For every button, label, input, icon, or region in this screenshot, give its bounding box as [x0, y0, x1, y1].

==

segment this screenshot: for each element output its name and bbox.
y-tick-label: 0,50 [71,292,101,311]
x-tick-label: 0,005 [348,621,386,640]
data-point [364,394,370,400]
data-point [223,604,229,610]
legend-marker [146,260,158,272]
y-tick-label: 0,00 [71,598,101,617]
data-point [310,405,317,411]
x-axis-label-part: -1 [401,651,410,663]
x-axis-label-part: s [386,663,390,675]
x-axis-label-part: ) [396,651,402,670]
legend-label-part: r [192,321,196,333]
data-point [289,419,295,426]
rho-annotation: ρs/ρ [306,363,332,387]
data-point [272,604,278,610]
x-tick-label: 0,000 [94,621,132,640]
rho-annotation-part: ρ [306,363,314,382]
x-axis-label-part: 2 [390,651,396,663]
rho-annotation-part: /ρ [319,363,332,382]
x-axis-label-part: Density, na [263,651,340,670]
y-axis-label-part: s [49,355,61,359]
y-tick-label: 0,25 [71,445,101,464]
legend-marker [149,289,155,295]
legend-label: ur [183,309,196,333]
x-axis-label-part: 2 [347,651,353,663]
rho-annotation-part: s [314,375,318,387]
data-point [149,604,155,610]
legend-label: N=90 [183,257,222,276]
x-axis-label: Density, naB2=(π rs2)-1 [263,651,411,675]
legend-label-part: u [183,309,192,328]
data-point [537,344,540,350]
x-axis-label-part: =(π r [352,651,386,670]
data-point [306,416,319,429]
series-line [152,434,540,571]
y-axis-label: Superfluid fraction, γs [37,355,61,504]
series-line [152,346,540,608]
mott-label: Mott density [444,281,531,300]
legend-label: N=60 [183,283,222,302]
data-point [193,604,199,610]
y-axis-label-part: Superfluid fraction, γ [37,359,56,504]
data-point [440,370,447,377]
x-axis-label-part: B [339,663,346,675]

Exercise directions: Copy the material word for word, starting at the line containing "segment this screenshot: for" and ending at the line containing "legend-label: ur [183,309,196,333]", both included.

Output of the task:
segment this screenshot: for each element output its name and bbox.
y-tick-label: 0,50 [71,292,101,311]
x-tick-label: 0,005 [348,621,386,640]
data-point [364,394,370,400]
data-point [223,604,229,610]
legend-marker [146,260,158,272]
y-tick-label: 0,00 [71,598,101,617]
data-point [310,405,317,411]
x-axis-label-part: -1 [401,651,410,663]
x-axis-label-part: s [386,663,390,675]
x-axis-label-part: ) [396,651,402,670]
legend-label-part: r [192,321,196,333]
data-point [289,419,295,426]
rho-annotation: ρs/ρ [306,363,332,387]
data-point [272,604,278,610]
x-tick-label: 0,000 [94,621,132,640]
rho-annotation-part: ρ [306,363,314,382]
x-axis-label-part: 2 [390,651,396,663]
rho-annotation-part: /ρ [319,363,332,382]
x-axis-label-part: Density, na [263,651,340,670]
y-axis-label-part: s [49,355,61,359]
y-tick-label: 0,25 [71,445,101,464]
legend-marker [149,289,155,295]
legend-label: ur [183,309,196,333]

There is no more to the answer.